-- Begin --
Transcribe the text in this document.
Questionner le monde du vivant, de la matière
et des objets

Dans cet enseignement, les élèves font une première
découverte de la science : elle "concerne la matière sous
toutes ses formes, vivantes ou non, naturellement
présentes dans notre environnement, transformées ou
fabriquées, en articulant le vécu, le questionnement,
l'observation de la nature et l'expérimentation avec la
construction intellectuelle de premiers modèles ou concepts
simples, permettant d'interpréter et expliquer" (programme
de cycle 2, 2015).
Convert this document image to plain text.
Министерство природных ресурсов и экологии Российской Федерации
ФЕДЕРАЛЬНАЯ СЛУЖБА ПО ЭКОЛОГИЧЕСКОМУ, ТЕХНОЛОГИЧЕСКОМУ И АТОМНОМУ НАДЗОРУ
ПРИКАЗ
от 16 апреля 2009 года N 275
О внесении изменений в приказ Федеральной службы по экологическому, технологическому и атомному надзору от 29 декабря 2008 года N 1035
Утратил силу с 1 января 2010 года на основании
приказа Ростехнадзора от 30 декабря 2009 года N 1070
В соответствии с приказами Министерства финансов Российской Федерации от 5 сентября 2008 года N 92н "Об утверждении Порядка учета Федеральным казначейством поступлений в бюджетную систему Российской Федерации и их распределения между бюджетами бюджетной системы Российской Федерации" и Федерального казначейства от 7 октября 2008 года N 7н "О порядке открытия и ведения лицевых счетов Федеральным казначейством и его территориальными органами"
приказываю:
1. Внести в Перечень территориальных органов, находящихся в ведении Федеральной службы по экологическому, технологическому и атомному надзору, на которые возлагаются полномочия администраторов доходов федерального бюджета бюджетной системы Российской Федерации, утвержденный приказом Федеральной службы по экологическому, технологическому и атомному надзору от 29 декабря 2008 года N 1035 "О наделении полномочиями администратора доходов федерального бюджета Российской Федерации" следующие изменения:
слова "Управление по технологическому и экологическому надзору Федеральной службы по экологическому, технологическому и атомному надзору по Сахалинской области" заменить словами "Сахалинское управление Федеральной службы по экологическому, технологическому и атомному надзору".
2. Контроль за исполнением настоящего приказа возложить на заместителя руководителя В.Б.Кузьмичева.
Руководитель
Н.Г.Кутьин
-- End --
DIRECTIONS FOR THIS TASK: From the line containing "Convert this document image to plain text." through the closing line of the material above, return every line exactly and omit all others.

TASK RESPONSE:
Convert this document image to plain text.
Министерство природных ресурсов и экологии Российской Федерации
ФЕДЕРАЛЬНАЯ СЛУЖБА ПО ЭКОЛОГИЧЕСКОМУ, ТЕХНОЛОГИЧЕСКОМУ И АТОМНОМУ НАДЗОРУ
ПРИКАЗ
от 16 апреля 2009 года N 275
О внесении изменений в приказ Федеральной службы по экологическому, технологическому и атомному надзору от 29 декабря 2008 года N 1035
Утратил силу с 1 января 2010 года на основании
приказа Ростехнадзора от 30 декабря 2009 года N 1070
В соответствии с приказами Министерства финансов Российской Федерации от 5 сентября 2008 года N 92н "Об утверждении Порядка учета Федеральным казначейством поступлений в бюджетную систему Российской Федерации и их распределения между бюджетами бюджетной системы Российской Федерации" и Федерального казначейства от 7 октября 2008 года N 7н "О порядке открытия и ведения лицевых счетов Федеральным казначейством и его территориальными органами"
приказываю:
1. Внести в Перечень территориальных органов, находящихся в ведении Федеральной службы по экологическому, технологическому и атомному надзору, на которые возлагаются полномочия администраторов доходов федерального бюджета бюджетной системы Российской Федерации, утвержденный приказом Федеральной службы по экологическому, технологическому и атомному надзору от 29 декабря 2008 года N 1035 "О наделении полномочиями администратора доходов федерального бюджета Российской Федерации" следующие изменения:
слова "Управление по технологическому и экологическому надзору Федеральной службы по экологическому, технологическому и атомному надзору по Сахалинской области" заменить словами "Сахалинское управление Федеральной службы по экологическому, технологическому и атомному надзору".
2. Контроль за исполнением настоящего приказа возложить на заместителя руководителя В.Б.Кузьмичева.
Руководитель
Н.Г.Кутьин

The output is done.